- **Your instructions**
Answer with a single number: the count of lines that hold "describing".

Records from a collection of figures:
++++++++
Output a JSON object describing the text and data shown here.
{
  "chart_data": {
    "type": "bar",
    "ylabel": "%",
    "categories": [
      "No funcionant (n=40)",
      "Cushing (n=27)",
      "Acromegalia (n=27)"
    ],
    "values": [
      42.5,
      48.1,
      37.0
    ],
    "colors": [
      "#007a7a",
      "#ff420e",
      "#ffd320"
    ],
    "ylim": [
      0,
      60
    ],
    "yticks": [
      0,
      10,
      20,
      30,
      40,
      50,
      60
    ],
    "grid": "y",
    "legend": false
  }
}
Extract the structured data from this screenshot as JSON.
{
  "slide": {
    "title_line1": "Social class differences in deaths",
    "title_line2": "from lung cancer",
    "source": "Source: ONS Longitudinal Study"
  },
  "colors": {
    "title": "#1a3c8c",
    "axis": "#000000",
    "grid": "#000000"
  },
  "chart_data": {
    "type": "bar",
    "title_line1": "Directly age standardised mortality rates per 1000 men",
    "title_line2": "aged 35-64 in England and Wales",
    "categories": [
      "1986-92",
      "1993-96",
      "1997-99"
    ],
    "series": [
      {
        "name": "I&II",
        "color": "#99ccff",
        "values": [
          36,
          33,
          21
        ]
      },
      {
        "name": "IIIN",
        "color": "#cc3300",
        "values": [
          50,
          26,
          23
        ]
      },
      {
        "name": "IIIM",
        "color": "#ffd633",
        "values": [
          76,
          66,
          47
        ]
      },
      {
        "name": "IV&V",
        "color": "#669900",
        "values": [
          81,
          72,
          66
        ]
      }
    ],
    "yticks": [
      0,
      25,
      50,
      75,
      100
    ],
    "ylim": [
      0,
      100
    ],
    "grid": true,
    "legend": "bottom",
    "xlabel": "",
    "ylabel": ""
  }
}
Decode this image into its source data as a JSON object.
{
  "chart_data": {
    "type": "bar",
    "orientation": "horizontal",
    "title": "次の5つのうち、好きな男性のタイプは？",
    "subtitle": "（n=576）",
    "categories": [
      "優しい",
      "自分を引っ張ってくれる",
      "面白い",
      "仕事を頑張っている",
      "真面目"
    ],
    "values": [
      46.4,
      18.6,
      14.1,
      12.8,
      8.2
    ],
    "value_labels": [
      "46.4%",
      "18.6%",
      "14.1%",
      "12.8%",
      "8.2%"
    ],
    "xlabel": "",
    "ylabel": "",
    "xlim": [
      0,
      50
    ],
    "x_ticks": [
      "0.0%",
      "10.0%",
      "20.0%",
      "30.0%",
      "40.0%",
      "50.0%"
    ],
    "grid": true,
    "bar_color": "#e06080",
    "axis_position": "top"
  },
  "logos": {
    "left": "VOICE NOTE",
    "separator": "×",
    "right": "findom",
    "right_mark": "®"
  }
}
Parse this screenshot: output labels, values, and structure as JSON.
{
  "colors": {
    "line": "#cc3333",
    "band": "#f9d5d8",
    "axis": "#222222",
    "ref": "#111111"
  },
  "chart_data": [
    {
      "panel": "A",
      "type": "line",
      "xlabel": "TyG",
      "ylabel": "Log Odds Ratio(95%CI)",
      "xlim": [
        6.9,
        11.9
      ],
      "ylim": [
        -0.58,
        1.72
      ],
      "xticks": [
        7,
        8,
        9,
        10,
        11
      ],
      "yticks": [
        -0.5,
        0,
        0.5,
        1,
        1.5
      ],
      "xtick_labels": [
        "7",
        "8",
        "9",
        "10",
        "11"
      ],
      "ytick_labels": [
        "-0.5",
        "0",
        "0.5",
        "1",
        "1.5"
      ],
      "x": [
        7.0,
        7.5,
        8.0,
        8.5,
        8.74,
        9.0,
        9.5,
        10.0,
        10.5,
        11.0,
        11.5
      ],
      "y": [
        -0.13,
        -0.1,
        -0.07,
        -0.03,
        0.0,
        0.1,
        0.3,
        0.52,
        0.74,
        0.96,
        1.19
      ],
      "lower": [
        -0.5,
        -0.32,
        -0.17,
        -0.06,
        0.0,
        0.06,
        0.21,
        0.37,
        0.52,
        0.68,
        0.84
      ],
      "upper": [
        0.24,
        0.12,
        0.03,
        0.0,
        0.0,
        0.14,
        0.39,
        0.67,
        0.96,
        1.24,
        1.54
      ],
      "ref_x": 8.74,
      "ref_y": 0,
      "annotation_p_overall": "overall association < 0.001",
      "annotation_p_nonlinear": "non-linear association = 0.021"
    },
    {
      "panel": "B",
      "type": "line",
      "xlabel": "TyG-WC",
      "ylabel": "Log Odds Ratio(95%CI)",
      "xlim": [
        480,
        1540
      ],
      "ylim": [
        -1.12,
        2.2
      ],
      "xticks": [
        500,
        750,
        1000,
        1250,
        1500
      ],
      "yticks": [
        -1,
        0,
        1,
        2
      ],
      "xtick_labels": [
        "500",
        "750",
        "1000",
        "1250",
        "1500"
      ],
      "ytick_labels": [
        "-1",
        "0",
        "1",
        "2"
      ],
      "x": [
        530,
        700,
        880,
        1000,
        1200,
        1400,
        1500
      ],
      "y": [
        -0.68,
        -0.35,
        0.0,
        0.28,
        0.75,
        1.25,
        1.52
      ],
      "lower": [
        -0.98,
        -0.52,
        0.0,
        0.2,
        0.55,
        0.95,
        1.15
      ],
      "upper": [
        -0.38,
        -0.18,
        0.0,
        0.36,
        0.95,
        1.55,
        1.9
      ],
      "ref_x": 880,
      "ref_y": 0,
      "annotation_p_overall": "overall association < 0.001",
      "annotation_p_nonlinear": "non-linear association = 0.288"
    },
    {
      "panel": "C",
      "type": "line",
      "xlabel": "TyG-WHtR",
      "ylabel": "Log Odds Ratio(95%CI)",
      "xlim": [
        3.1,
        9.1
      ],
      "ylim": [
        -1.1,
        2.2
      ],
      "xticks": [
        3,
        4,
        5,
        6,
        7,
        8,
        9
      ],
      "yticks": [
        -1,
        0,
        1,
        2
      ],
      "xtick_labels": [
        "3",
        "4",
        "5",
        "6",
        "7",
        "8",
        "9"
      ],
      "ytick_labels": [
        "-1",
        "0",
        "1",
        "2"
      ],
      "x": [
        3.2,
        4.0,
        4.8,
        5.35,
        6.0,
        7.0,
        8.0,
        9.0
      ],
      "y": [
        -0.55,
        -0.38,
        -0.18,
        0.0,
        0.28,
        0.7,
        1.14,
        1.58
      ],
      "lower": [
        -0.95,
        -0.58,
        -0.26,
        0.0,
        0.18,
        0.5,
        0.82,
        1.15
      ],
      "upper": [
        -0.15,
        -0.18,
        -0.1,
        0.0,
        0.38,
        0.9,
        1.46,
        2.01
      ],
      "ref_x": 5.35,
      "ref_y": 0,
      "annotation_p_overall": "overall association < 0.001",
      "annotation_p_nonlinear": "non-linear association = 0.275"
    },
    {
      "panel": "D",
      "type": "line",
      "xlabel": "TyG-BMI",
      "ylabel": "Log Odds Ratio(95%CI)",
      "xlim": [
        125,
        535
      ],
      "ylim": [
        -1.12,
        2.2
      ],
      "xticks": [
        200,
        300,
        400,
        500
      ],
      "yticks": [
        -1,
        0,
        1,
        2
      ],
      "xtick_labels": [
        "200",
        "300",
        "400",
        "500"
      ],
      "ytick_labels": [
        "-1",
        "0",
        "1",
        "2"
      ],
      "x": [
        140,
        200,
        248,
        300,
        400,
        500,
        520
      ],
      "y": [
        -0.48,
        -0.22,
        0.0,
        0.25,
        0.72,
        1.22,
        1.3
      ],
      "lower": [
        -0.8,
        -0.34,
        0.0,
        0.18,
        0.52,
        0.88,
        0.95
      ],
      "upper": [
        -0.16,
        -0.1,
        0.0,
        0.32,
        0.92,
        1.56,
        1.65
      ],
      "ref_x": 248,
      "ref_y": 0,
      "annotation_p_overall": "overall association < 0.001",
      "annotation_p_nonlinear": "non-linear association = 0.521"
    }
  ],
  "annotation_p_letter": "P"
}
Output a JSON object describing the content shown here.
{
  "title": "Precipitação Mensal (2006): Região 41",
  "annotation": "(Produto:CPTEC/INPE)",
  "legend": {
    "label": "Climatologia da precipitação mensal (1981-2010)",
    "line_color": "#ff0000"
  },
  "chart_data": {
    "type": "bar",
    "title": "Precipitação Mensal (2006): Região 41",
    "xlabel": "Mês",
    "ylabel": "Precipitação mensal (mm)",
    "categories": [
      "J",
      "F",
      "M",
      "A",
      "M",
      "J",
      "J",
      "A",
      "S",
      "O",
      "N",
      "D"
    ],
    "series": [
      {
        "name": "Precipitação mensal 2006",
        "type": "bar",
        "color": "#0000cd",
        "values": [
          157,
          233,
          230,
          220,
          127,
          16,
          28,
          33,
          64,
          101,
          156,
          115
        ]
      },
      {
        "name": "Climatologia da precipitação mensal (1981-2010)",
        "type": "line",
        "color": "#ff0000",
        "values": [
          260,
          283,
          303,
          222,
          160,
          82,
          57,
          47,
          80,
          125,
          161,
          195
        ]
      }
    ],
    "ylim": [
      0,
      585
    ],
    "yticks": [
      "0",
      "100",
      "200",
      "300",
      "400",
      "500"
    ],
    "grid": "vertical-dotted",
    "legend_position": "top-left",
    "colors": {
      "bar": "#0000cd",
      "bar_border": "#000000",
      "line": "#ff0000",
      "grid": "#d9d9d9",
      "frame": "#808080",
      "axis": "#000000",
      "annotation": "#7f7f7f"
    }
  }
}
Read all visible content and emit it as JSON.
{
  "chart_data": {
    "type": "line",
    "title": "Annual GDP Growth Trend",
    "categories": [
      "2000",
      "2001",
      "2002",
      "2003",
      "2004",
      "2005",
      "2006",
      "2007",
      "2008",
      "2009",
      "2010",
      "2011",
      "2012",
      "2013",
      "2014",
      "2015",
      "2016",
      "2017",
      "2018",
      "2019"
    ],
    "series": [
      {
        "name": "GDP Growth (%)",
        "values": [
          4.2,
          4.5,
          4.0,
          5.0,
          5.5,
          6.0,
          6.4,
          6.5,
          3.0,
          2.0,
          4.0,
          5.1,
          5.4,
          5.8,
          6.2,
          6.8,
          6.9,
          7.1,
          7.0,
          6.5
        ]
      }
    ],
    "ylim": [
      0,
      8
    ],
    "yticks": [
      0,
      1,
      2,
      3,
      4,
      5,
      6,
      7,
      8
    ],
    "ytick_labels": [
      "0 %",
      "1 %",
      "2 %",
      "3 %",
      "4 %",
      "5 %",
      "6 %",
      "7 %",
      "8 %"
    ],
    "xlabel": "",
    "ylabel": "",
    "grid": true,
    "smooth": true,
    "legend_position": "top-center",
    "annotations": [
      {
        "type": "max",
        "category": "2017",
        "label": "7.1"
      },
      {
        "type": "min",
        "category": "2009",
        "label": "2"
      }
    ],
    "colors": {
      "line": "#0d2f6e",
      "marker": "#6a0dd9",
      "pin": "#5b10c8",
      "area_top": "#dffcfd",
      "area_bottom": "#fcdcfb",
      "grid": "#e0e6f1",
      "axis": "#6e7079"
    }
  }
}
++++++++
- **The result**
2